Records from a data source:
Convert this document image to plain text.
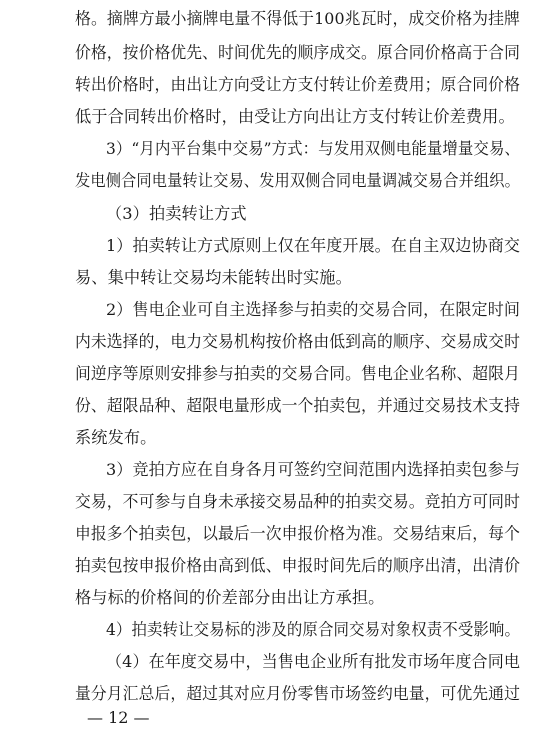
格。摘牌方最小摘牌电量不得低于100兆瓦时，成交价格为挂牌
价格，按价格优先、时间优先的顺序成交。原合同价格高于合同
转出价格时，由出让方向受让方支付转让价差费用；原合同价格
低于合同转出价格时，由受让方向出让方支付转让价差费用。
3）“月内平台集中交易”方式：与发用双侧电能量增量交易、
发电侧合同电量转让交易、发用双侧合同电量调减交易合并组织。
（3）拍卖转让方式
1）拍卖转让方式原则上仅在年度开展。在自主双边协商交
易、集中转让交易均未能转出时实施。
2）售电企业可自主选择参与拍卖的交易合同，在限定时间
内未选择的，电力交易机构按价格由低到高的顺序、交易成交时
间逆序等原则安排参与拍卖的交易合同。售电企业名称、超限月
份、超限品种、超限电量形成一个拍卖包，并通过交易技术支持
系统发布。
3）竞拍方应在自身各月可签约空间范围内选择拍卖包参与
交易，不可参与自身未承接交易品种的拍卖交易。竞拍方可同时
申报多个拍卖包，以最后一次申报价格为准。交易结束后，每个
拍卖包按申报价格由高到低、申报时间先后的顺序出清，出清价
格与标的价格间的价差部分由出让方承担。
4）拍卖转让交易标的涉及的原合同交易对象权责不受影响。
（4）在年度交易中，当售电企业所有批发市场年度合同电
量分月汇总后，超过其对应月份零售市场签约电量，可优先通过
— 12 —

--

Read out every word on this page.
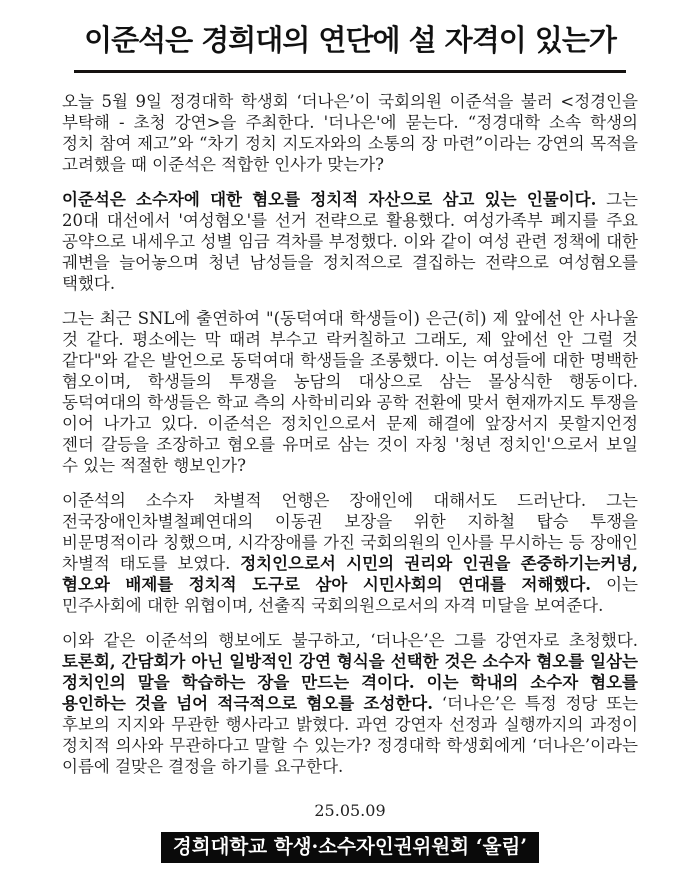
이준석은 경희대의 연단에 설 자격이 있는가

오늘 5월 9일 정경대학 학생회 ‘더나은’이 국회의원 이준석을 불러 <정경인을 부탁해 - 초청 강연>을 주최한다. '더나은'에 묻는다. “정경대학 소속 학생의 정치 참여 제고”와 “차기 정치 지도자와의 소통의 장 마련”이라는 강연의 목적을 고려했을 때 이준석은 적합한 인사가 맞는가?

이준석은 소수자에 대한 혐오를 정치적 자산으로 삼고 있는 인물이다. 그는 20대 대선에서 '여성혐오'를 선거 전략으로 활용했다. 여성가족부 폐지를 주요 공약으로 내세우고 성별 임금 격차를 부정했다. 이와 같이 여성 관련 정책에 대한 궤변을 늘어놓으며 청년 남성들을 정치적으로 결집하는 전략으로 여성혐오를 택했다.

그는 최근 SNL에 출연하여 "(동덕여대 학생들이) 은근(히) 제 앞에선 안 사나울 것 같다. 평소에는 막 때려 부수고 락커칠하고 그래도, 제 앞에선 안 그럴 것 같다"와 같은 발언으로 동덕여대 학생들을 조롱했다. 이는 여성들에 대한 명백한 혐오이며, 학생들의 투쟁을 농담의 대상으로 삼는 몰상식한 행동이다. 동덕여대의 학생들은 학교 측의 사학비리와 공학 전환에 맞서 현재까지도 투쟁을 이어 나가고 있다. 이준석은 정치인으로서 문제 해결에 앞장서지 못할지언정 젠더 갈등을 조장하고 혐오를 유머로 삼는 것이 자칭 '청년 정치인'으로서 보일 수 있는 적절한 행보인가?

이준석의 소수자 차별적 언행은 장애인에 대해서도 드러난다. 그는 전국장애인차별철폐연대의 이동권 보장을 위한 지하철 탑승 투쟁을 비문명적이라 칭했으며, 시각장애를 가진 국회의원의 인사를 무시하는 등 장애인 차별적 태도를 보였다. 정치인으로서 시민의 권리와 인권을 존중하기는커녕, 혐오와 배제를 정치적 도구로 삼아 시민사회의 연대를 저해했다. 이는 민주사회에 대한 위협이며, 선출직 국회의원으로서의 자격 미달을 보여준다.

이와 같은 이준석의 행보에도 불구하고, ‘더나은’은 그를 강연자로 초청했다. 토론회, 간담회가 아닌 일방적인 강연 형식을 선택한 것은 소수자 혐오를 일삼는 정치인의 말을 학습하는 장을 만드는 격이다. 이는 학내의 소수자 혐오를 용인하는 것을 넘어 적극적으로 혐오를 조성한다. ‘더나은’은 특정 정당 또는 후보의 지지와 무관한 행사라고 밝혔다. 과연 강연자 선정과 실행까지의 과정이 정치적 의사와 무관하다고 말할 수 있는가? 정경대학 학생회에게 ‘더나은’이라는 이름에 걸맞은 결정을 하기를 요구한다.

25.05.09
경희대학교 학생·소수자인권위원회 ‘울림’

==

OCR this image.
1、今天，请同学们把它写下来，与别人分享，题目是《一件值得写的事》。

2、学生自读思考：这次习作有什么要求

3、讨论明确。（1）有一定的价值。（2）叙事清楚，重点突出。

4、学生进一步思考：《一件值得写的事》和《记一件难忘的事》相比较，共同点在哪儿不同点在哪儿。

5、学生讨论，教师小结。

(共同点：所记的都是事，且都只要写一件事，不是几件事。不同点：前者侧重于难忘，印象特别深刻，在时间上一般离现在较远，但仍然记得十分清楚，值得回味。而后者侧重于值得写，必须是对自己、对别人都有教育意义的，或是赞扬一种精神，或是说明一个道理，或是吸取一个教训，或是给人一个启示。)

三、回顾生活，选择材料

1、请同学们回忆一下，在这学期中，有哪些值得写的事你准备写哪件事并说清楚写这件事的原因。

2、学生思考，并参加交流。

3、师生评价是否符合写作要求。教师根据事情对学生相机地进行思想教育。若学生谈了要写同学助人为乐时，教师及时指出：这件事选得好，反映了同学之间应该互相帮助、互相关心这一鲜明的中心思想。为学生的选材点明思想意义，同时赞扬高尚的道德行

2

• _Requirement_
Gather from the records above every line containing the string "this".

• _Answer to the exercise_
Convert this document image to plain text.
Read out every word on this page.
OCR this image.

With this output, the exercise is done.